* _Objective_
Copy out all lines with the word "applications" in them.

* _Data supplied_
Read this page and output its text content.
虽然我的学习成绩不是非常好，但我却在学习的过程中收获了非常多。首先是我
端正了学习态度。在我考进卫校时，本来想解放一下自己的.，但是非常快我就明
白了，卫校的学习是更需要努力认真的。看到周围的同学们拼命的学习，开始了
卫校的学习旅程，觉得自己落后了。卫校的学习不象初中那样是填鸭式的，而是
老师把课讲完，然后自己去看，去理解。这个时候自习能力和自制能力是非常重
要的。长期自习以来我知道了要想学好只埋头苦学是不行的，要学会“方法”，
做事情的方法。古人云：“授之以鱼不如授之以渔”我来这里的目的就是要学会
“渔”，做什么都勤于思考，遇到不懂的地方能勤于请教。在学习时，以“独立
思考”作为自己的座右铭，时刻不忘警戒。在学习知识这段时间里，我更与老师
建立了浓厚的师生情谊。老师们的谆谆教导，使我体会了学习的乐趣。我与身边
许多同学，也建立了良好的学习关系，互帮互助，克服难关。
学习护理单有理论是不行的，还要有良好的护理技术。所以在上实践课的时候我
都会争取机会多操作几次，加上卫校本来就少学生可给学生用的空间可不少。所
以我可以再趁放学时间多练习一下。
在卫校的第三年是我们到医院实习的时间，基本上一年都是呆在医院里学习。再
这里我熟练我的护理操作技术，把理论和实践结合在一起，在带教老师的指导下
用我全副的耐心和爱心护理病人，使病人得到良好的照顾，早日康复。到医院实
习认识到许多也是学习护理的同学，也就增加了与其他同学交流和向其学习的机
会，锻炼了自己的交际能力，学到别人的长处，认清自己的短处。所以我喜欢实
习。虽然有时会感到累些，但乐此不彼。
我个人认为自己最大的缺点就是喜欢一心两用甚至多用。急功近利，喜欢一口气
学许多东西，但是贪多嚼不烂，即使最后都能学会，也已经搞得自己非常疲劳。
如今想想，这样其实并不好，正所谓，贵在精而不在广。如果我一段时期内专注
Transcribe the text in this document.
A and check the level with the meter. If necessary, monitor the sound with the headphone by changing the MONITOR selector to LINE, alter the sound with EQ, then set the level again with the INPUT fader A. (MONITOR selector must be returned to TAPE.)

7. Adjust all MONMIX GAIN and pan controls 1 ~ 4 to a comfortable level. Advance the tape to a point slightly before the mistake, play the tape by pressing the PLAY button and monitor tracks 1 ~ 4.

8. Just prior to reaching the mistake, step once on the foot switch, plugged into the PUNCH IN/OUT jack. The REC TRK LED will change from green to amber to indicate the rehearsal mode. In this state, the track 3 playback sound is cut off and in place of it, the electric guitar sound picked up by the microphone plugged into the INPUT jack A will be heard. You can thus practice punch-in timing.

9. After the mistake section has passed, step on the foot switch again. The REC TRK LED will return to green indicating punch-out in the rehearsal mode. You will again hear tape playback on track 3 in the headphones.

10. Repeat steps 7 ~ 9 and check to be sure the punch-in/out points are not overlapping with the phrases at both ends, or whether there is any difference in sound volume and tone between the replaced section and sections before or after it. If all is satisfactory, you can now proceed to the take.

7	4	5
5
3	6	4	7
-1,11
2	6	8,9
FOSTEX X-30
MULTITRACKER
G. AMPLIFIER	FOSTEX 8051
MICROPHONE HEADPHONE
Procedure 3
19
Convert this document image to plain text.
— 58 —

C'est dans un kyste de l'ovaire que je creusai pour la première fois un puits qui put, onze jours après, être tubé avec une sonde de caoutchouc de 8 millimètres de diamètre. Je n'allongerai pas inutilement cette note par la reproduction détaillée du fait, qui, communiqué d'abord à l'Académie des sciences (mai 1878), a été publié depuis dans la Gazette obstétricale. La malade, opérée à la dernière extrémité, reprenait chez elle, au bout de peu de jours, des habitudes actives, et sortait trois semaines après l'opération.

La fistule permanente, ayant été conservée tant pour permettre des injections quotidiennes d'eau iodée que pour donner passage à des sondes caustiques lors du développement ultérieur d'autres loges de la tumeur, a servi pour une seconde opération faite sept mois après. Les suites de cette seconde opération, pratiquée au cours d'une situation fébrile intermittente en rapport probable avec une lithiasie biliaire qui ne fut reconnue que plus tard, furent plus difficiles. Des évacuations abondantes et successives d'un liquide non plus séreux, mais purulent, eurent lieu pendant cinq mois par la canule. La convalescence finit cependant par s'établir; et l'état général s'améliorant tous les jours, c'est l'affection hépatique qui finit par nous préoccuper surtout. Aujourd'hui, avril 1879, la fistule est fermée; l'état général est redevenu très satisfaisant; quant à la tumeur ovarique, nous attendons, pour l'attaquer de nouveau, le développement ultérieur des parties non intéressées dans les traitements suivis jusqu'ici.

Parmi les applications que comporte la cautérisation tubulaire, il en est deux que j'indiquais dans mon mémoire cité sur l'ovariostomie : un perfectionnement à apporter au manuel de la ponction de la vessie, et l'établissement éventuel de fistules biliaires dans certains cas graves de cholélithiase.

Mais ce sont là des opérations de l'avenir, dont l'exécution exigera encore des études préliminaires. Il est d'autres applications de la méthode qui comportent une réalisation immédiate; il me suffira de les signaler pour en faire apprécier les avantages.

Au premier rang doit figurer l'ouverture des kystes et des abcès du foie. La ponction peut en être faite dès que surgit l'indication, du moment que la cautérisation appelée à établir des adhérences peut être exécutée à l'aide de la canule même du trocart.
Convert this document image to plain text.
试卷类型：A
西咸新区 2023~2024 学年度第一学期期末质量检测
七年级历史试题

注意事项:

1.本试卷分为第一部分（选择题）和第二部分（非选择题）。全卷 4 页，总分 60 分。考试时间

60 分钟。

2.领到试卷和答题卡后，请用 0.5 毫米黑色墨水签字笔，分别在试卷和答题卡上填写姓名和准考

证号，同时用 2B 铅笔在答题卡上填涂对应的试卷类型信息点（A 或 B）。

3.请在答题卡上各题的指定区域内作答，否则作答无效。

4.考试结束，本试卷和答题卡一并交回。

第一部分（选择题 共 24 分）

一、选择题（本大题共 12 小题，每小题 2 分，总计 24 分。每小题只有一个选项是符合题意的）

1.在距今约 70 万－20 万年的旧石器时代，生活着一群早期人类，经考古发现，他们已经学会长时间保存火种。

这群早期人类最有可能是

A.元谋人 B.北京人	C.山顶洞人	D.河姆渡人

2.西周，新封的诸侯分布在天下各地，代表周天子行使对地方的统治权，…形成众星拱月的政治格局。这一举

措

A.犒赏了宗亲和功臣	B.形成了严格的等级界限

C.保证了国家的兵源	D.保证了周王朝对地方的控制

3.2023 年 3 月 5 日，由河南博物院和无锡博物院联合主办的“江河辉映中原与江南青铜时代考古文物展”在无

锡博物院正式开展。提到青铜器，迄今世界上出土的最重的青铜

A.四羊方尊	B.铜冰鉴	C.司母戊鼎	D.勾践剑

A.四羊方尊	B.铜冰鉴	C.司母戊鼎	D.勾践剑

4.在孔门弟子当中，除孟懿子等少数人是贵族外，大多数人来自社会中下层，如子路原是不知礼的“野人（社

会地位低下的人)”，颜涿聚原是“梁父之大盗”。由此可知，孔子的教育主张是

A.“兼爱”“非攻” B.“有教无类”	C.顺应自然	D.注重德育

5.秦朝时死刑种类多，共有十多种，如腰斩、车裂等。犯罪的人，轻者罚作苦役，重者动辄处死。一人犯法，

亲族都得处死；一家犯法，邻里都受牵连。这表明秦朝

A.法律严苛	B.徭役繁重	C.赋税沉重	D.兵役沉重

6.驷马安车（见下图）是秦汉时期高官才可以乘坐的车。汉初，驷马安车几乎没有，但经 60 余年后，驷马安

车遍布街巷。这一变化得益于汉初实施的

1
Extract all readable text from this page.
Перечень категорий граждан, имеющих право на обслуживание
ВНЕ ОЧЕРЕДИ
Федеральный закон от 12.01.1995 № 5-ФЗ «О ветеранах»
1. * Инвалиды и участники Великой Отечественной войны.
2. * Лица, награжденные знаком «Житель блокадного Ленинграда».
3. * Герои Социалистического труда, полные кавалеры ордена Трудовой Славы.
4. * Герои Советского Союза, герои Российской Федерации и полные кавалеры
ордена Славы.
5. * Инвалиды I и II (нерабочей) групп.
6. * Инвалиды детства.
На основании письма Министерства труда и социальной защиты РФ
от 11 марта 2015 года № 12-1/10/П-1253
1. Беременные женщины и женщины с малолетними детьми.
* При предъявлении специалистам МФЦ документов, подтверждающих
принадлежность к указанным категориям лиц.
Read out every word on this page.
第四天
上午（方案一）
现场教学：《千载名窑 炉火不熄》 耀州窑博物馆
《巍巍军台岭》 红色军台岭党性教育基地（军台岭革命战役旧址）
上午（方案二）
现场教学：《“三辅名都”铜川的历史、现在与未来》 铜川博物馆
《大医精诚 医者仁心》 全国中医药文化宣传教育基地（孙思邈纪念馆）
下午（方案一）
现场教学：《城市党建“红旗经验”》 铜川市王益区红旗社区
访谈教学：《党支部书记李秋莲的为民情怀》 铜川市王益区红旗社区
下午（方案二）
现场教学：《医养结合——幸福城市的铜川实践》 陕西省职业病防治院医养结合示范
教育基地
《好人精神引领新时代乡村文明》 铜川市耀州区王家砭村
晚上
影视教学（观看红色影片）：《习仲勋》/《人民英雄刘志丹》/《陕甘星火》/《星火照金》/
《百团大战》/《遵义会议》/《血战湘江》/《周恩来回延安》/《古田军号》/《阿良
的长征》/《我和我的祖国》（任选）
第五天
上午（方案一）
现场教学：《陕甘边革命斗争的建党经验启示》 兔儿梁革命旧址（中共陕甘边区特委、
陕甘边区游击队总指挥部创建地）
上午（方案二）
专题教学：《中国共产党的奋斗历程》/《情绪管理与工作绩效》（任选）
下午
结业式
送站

* _Solution to the problem_
Parmi les applications que comporte la cautérisation tubulaire, il en est deux que j'indiquais dans mon mémoire cité sur l'ovariostomie : un perfectionnement à apporter au manuel de la ponction de la vessie, et l'établissement éventuel de fistules biliaires dans certains cas graves de cholélithiase.
Mais ce sont là des opérations de l'avenir, dont l'exécution exigera encore des études préliminaires. Il est d'autres applications de la méthode qui comportent une réalisation immédiate; il me suffira de les signaler pour en faire apprécier les avantages.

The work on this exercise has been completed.